◆ PROBLEM ◆
Will you transcribe all the entries word for word, skipping the pictures they hold?

╭─ RECORDED INFORMATION

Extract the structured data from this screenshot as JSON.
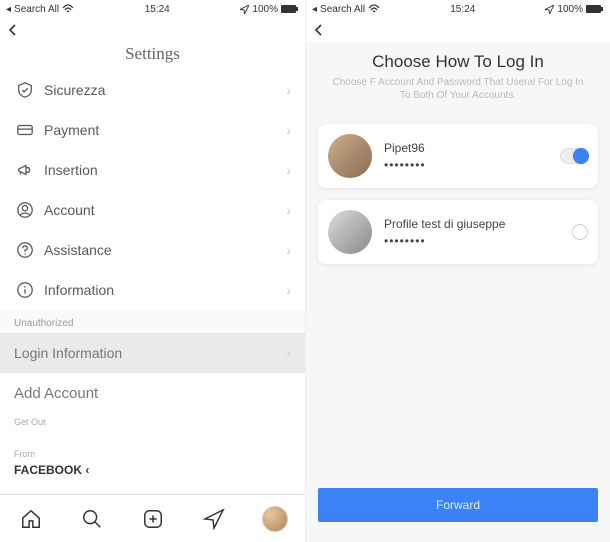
{
  "status": {
    "carrier": "Search All",
    "time": "15:24",
    "battery": "100%"
  },
  "left": {
    "title": "Settings",
    "rows": [
      {
        "label": "Sicurezza"
      },
      {
        "label": "Payment"
      },
      {
        "label": "Insertion"
      },
      {
        "label": "Account"
      },
      {
        "label": "Assistance"
      },
      {
        "label": "Information"
      }
    ],
    "unauthorized": "Unauthorized",
    "login_info": "Login Information",
    "add_account": "Add Account",
    "get_out": "Get Out",
    "from": "From",
    "facebook": "FACEBOOK"
  },
  "right": {
    "title": "Choose How To Log In",
    "subtitle": "Choose F Account And Password That Useral For Log In To Both Of Your Accounts.",
    "accounts": [
      {
        "name": "Pipet96",
        "pass": "••••••••"
      },
      {
        "name": "Profile test di giuseppe",
        "pass": "••••••••"
      }
    ],
    "forward": "Forward"
  }
}
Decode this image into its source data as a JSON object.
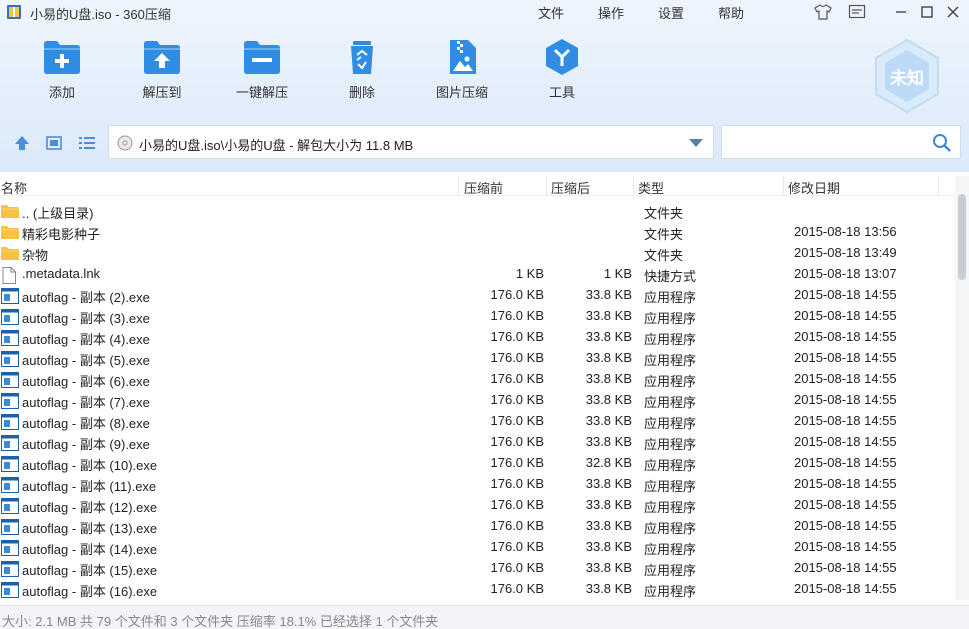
{
  "window": {
    "title": "小易的U盘.iso - 360压缩",
    "menu": [
      "文件",
      "操作",
      "设置",
      "帮助"
    ]
  },
  "toolbar": {
    "add": "添加",
    "extract_to": "解压到",
    "one_click": "一键解压",
    "delete": "删除",
    "image_compress": "图片压缩",
    "tools": "工具",
    "badge": "未知"
  },
  "address": {
    "path": "小易的U盘.iso\\小易的U盘 - 解包大小为 11.8 MB",
    "search_placeholder": ""
  },
  "columns": {
    "name": "名称",
    "orig": "压缩前",
    "comp": "压缩后",
    "type": "类型",
    "date": "修改日期"
  },
  "rows": [
    {
      "icon": "folder-icon",
      "name": ".. (上级目录)",
      "orig": "",
      "comp": "",
      "type": "文件夹",
      "date": ""
    },
    {
      "icon": "folder-icon",
      "name": "精彩电影种子",
      "orig": "",
      "comp": "",
      "type": "文件夹",
      "date": "2015-08-18 13:56"
    },
    {
      "icon": "folder-icon",
      "name": "杂物",
      "orig": "",
      "comp": "",
      "type": "文件夹",
      "date": "2015-08-18 13:49"
    },
    {
      "icon": "file-icon",
      "name": ".metadata.lnk",
      "orig": "1 KB",
      "comp": "1 KB",
      "type": "快捷方式",
      "date": "2015-08-18 13:07"
    },
    {
      "icon": "exe-icon",
      "name": "autoflag - 副本 (2).exe",
      "orig": "176.0 KB",
      "comp": "33.8 KB",
      "type": "应用程序",
      "date": "2015-08-18 14:55"
    },
    {
      "icon": "exe-icon",
      "name": "autoflag - 副本 (3).exe",
      "orig": "176.0 KB",
      "comp": "33.8 KB",
      "type": "应用程序",
      "date": "2015-08-18 14:55"
    },
    {
      "icon": "exe-icon",
      "name": "autoflag - 副本 (4).exe",
      "orig": "176.0 KB",
      "comp": "33.8 KB",
      "type": "应用程序",
      "date": "2015-08-18 14:55"
    },
    {
      "icon": "exe-icon",
      "name": "autoflag - 副本 (5).exe",
      "orig": "176.0 KB",
      "comp": "33.8 KB",
      "type": "应用程序",
      "date": "2015-08-18 14:55"
    },
    {
      "icon": "exe-icon",
      "name": "autoflag - 副本 (6).exe",
      "orig": "176.0 KB",
      "comp": "33.8 KB",
      "type": "应用程序",
      "date": "2015-08-18 14:55"
    },
    {
      "icon": "exe-icon",
      "name": "autoflag - 副本 (7).exe",
      "orig": "176.0 KB",
      "comp": "33.8 KB",
      "type": "应用程序",
      "date": "2015-08-18 14:55"
    },
    {
      "icon": "exe-icon",
      "name": "autoflag - 副本 (8).exe",
      "orig": "176.0 KB",
      "comp": "33.8 KB",
      "type": "应用程序",
      "date": "2015-08-18 14:55"
    },
    {
      "icon": "exe-icon",
      "name": "autoflag - 副本 (9).exe",
      "orig": "176.0 KB",
      "comp": "33.8 KB",
      "type": "应用程序",
      "date": "2015-08-18 14:55"
    },
    {
      "icon": "exe-icon",
      "name": "autoflag - 副本 (10).exe",
      "orig": "176.0 KB",
      "comp": "32.8 KB",
      "type": "应用程序",
      "date": "2015-08-18 14:55"
    },
    {
      "icon": "exe-icon",
      "name": "autoflag - 副本 (11).exe",
      "orig": "176.0 KB",
      "comp": "33.8 KB",
      "type": "应用程序",
      "date": "2015-08-18 14:55"
    },
    {
      "icon": "exe-icon",
      "name": "autoflag - 副本 (12).exe",
      "orig": "176.0 KB",
      "comp": "33.8 KB",
      "type": "应用程序",
      "date": "2015-08-18 14:55"
    },
    {
      "icon": "exe-icon",
      "name": "autoflag - 副本 (13).exe",
      "orig": "176.0 KB",
      "comp": "33.8 KB",
      "type": "应用程序",
      "date": "2015-08-18 14:55"
    },
    {
      "icon": "exe-icon",
      "name": "autoflag - 副本 (14).exe",
      "orig": "176.0 KB",
      "comp": "33.8 KB",
      "type": "应用程序",
      "date": "2015-08-18 14:55"
    },
    {
      "icon": "exe-icon",
      "name": "autoflag - 副本 (15).exe",
      "orig": "176.0 KB",
      "comp": "33.8 KB",
      "type": "应用程序",
      "date": "2015-08-18 14:55"
    },
    {
      "icon": "exe-icon",
      "name": "autoflag - 副本 (16).exe",
      "orig": "176.0 KB",
      "comp": "33.8 KB",
      "type": "应用程序",
      "date": "2015-08-18 14:55"
    }
  ],
  "status": "大小: 2.1 MB 共 79 个文件和 3 个文件夹 压缩率 18.1% 已经选择 1 个文件夹",
  "colors": {
    "accent": "#2f8de4",
    "folder": "#f7c244",
    "toolbar_bg": "#e3eefb"
  }
}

╰─

◆ WRITTEN ANSWER ◆
Extract the structured data from this screenshot as JSON.
{
  "status": {
    "carrier": "Search All",
    "time": "15:24",
    "battery": "100%"
  },
  "left": {
    "title": "Settings",
    "rows": [
      {
        "label": "Sicurezza"
      },
      {
        "label": "Payment"
      },
      {
        "label": "Insertion"
      },
      {
        "label": "Account"
      },
      {
        "label": "Assistance"
      },
      {
        "label": "Information"
      }
    ],
    "unauthorized": "Unauthorized",
    "login_info": "Login Information",
    "add_account": "Add Account",
    "get_out": "Get Out",
    "from": "From",
    "facebook": "FACEBOOK"
  },
  "right": {
    "title": "Choose How To Log In",
    "subtitle": "Choose F Account And Password That Useral For Log In To Both Of Your Accounts.",
    "accounts": [
      {
        "name": "Pipet96",
        "pass": "••••••••"
      },
      {
        "name": "Profile test di giuseppe",
        "pass": "••••••••"
      }
    ],
    "forward": "Forward"
  }
}
Decode this image into its source data as a JSON object.
{
  "window": {
    "title": "小易的U盘.iso - 360压缩",
    "menu": [
      "文件",
      "操作",
      "设置",
      "帮助"
    ]
  },
  "toolbar": {
    "add": "添加",
    "extract_to": "解压到",
    "one_click": "一键解压",
    "delete": "删除",
    "image_compress": "图片压缩",
    "tools": "工具",
    "badge": "未知"
  },
  "address": {
    "path": "小易的U盘.iso\\小易的U盘 - 解包大小为 11.8 MB",
    "search_placeholder": ""
  },
  "columns": {
    "name": "名称",
    "orig": "压缩前",
    "comp": "压缩后",
    "type": "类型",
    "date": "修改日期"
  },
  "rows": [
    {
      "icon": "folder-icon",
      "name": ".. (上级目录)",
      "orig": "",
      "comp": "",
      "type": "文件夹",
      "date": ""
    },
    {
      "icon": "folder-icon",
      "name": "精彩电影种子",
      "orig": "",
      "comp": "",
      "type": "文件夹",
      "date": "2015-08-18 13:56"
    },
    {
      "icon": "folder-icon",
      "name": "杂物",
      "orig": "",
      "comp": "",
      "type": "文件夹",
      "date": "2015-08-18 13:49"
    },
    {
      "icon": "file-icon",
      "name": ".metadata.lnk",
      "orig": "1 KB",
      "comp": "1 KB",
      "type": "快捷方式",
      "date": "2015-08-18 13:07"
    },
    {
      "icon": "exe-icon",
      "name": "autoflag - 副本 (2).exe",
      "orig": "176.0 KB",
      "comp": "33.8 KB",
      "type": "应用程序",
      "date": "2015-08-18 14:55"
    },
    {
      "icon": "exe-icon",
      "name": "autoflag - 副本 (3).exe",
      "orig": "176.0 KB",
      "comp": "33.8 KB",
      "type": "应用程序",
      "date": "2015-08-18 14:55"
    },
    {
      "icon": "exe-icon",
      "name": "autoflag - 副本 (4).exe",
      "orig": "176.0 KB",
      "comp": "33.8 KB",
      "type": "应用程序",
      "date": "2015-08-18 14:55"
    },
    {
      "icon": "exe-icon",
      "name": "autoflag - 副本 (5).exe",
      "orig": "176.0 KB",
      "comp": "33.8 KB",
      "type": "应用程序",
      "date": "2015-08-18 14:55"
    },
    {
      "icon": "exe-icon",
      "name": "autoflag - 副本 (6).exe",
      "orig": "176.0 KB",
      "comp": "33.8 KB",
      "type": "应用程序",
      "date": "2015-08-18 14:55"
    },
    {
      "icon": "exe-icon",
      "name": "autoflag - 副本 (7).exe",
      "orig": "176.0 KB",
      "comp": "33.8 KB",
      "type": "应用程序",
      "date": "2015-08-18 14:55"
    },
    {
      "icon": "exe-icon",
      "name": "autoflag - 副本 (8).exe",
      "orig": "176.0 KB",
      "comp": "33.8 KB",
      "type": "应用程序",
      "date": "2015-08-18 14:55"
    },
    {
      "icon": "exe-icon",
      "name": "autoflag - 副本 (9).exe",
      "orig": "176.0 KB",
      "comp": "33.8 KB",
      "type": "应用程序",
      "date": "2015-08-18 14:55"
    },
    {
      "icon": "exe-icon",
      "name": "autoflag - 副本 (10).exe",
      "orig": "176.0 KB",
      "comp": "32.8 KB",
      "type": "应用程序",
      "date": "2015-08-18 14:55"
    },
    {
      "icon": "exe-icon",
      "name": "autoflag - 副本 (11).exe",
      "orig": "176.0 KB",
      "comp": "33.8 KB",
      "type": "应用程序",
      "date": "2015-08-18 14:55"
    },
    {
      "icon": "exe-icon",
      "name": "autoflag - 副本 (12).exe",
      "orig": "176.0 KB",
      "comp": "33.8 KB",
      "type": "应用程序",
      "date": "2015-08-18 14:55"
    },
    {
      "icon": "exe-icon",
      "name": "autoflag - 副本 (13).exe",
      "orig": "176.0 KB",
      "comp": "33.8 KB",
      "type": "应用程序",
      "date": "2015-08-18 14:55"
    },
    {
      "icon": "exe-icon",
      "name": "autoflag - 副本 (14).exe",
      "orig": "176.0 KB",
      "comp": "33.8 KB",
      "type": "应用程序",
      "date": "2015-08-18 14:55"
    },
    {
      "icon": "exe-icon",
      "name": "autoflag - 副本 (15).exe",
      "orig": "176.0 KB",
      "comp": "33.8 KB",
      "type": "应用程序",
      "date": "2015-08-18 14:55"
    },
    {
      "icon": "exe-icon",
      "name": "autoflag - 副本 (16).exe",
      "orig": "176.0 KB",
      "comp": "33.8 KB",
      "type": "应用程序",
      "date": "2015-08-18 14:55"
    }
  ],
  "status": "大小: 2.1 MB 共 79 个文件和 3 个文件夹 压缩率 18.1% 已经选择 1 个文件夹",
  "colors": {
    "accent": "#2f8de4",
    "folder": "#f7c244",
    "toolbar_bg": "#e3eefb"
  }
}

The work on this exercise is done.